Tally the lines in the following entries that include the word "peur"; state only the total.

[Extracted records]
+===+

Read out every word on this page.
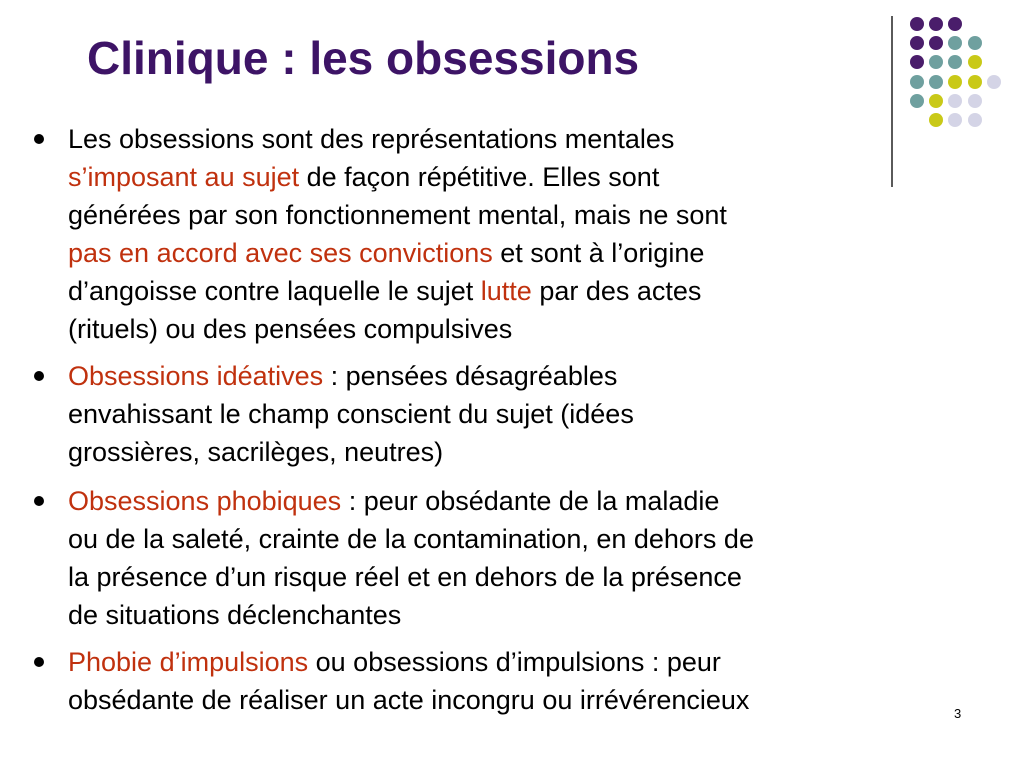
Clinique : les obsessions
Les obsessions sont des représentations mentales
s’imposant au sujet de façon répétitive. Elles sont
générées par son fonctionnement mental, mais ne sont
pas en accord avec ses convictions et sont à l’origine
d’angoisse contre laquelle le sujet lutte par des actes
(rituels) ou des pensées compulsives
Obsessions idéatives : pensées désagréables
envahissant le champ conscient du sujet (idées
grossières, sacrilèges, neutres)
Obsessions phobiques : peur obsédante de la maladie
ou de la saleté, crainte de la contamination, en dehors de
la présence d’un risque réel et en dehors de la présence
de situations déclenchantes
Phobie d’impulsions ou obsessions d’impulsions : peur
obsédante de réaliser un acte incongru ou irrévérencieux	3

+===+

## [Exercise output]
2